begin MATERIAL

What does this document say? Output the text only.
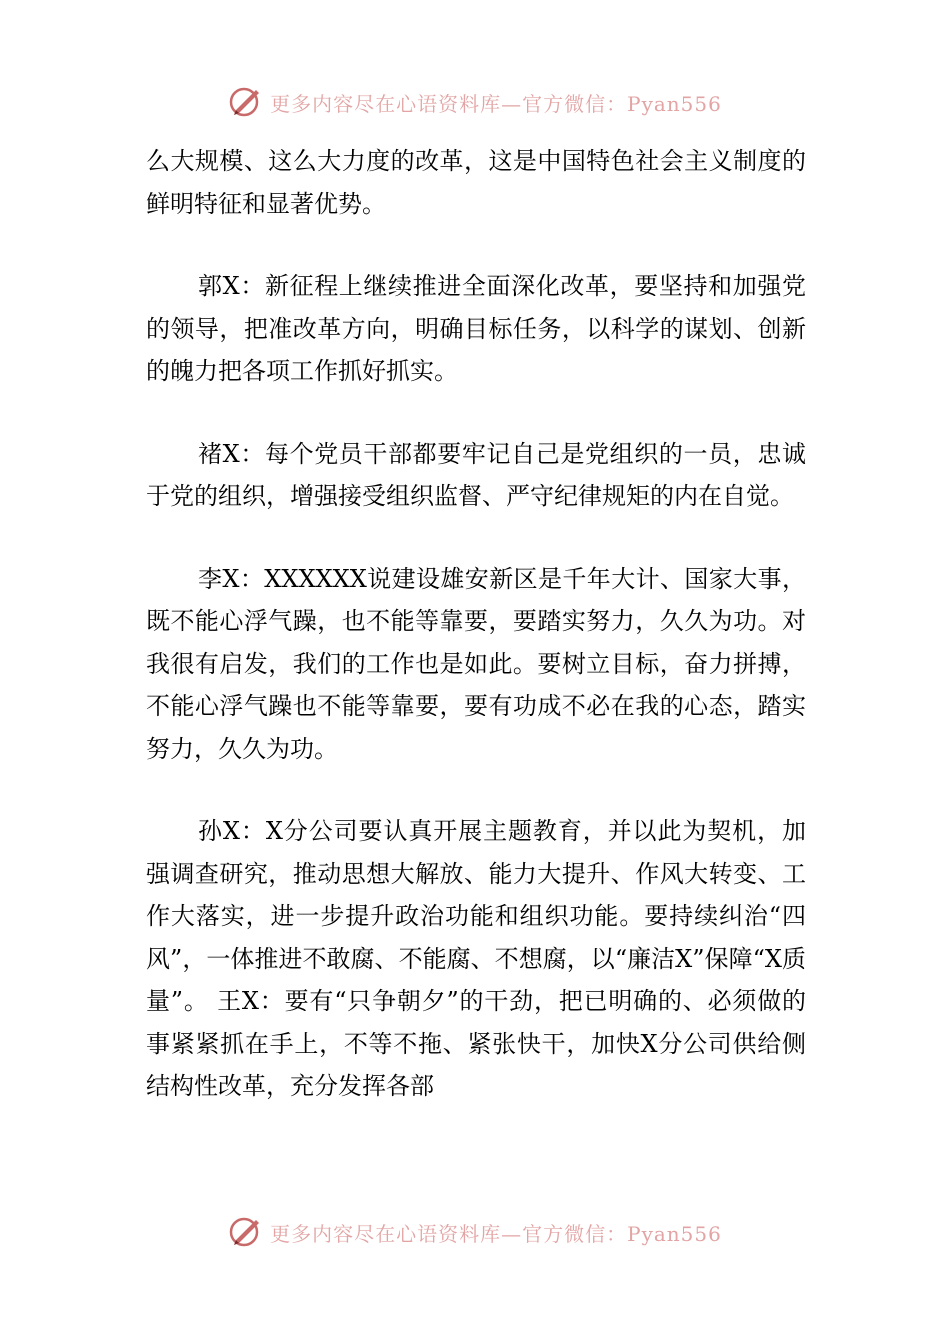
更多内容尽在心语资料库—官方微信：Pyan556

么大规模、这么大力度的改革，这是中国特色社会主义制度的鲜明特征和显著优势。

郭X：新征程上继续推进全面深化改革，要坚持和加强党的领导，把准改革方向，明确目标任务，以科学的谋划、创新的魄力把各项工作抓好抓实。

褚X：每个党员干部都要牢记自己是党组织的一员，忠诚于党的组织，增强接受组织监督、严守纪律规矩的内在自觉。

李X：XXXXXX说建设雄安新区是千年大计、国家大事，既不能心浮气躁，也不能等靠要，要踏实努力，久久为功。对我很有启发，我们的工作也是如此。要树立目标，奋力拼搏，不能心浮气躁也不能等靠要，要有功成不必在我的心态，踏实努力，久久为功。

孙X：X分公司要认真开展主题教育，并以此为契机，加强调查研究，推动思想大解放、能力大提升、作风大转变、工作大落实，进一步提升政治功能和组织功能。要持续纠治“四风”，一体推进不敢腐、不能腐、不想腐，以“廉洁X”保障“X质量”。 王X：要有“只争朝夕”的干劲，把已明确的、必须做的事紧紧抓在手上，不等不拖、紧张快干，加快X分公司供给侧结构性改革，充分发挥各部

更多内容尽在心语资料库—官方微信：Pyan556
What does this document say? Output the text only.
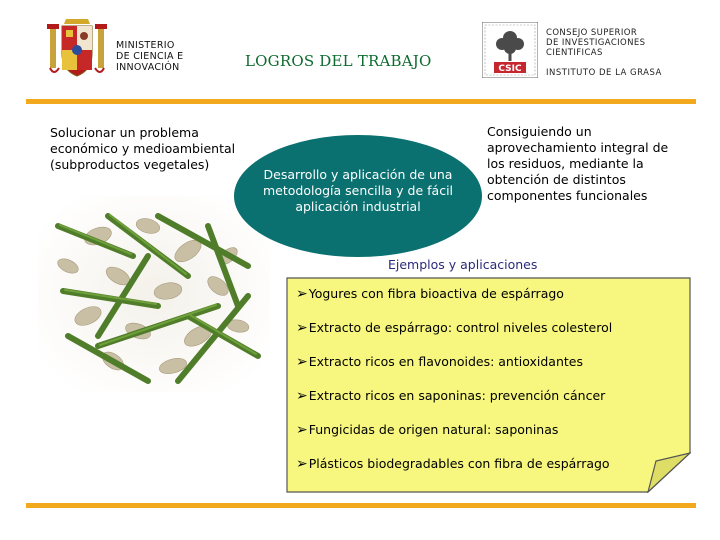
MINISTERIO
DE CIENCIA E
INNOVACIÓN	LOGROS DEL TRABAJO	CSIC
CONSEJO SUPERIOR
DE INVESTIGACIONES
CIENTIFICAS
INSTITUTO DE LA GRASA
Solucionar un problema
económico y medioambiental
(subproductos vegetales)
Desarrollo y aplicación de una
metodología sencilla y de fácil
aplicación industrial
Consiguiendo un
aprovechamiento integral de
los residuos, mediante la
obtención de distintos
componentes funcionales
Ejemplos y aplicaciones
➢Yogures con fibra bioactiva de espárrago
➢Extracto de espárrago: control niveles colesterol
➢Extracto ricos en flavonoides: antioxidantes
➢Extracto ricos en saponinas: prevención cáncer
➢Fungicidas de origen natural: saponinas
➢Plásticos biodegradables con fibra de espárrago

end MATERIAL

TASK DIRECTIONS |
Would you set down the listing exactly, omitting pictures?

SOLUTION FOR THIS PROBLEM |
What does this document say? Output the text only.
更多内容尽在心语资料库—官方微信：Pyan556

么大规模、这么大力度的改革，这是中国特色社会主义制度的鲜明特征和显著优势。

郭X：新征程上继续推进全面深化改革，要坚持和加强党的领导，把准改革方向，明确目标任务，以科学的谋划、创新的魄力把各项工作抓好抓实。

褚X：每个党员干部都要牢记自己是党组织的一员，忠诚于党的组织，增强接受组织监督、严守纪律规矩的内在自觉。

李X：XXXXXX说建设雄安新区是千年大计、国家大事，既不能心浮气躁，也不能等靠要，要踏实努力，久久为功。对我很有启发，我们的工作也是如此。要树立目标，奋力拼搏，不能心浮气躁也不能等靠要，要有功成不必在我的心态，踏实努力，久久为功。

孙X：X分公司要认真开展主题教育，并以此为契机，加强调查研究，推动思想大解放、能力大提升、作风大转变、工作大落实，进一步提升政治功能和组织功能。要持续纠治“四风”，一体推进不敢腐、不能腐、不想腐，以“廉洁X”保障“X质量”。 王X：要有“只争朝夕”的干劲，把已明确的、必须做的事紧紧抓在手上，不等不拖、紧张快干，加快X分公司供给侧结构性改革，充分发挥各部

更多内容尽在心语资料库—官方微信：Pyan556
What does this document say? Output the text only.
MINISTERIO
DE CIENCIA E
INNOVACIÓN	LOGROS DEL TRABAJO	CSIC
CONSEJO SUPERIOR
DE INVESTIGACIONES
CIENTIFICAS
INSTITUTO DE LA GRASA
Solucionar un problema
económico y medioambiental
(subproductos vegetales)
Desarrollo y aplicación de una
metodología sencilla y de fácil
aplicación industrial
Consiguiendo un
aprovechamiento integral de
los residuos, mediante la
obtención de distintos
componentes funcionales
Ejemplos y aplicaciones
➢Yogures con fibra bioactiva de espárrago
➢Extracto de espárrago: control niveles colesterol
➢Extracto ricos en flavonoides: antioxidantes
➢Extracto ricos en saponinas: prevención cáncer
➢Fungicidas de origen natural: saponinas
➢Plásticos biodegradables con fibra de espárrago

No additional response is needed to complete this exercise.